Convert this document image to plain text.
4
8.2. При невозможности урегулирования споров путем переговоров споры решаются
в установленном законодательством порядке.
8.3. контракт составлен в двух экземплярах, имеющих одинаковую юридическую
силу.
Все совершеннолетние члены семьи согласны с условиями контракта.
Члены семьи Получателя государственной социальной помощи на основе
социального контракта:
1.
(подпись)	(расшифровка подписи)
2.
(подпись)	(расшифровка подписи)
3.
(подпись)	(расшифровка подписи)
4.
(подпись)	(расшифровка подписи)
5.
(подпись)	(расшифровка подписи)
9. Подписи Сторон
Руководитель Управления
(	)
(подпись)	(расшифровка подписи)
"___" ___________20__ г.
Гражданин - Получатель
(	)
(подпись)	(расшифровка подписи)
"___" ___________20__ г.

> [Task details]: Take every line that includes the string "контракта" and copy it.

> [Response to the exercise]:
Все совершеннолетние члены семьи согласны с условиями контракта.
социального контракта:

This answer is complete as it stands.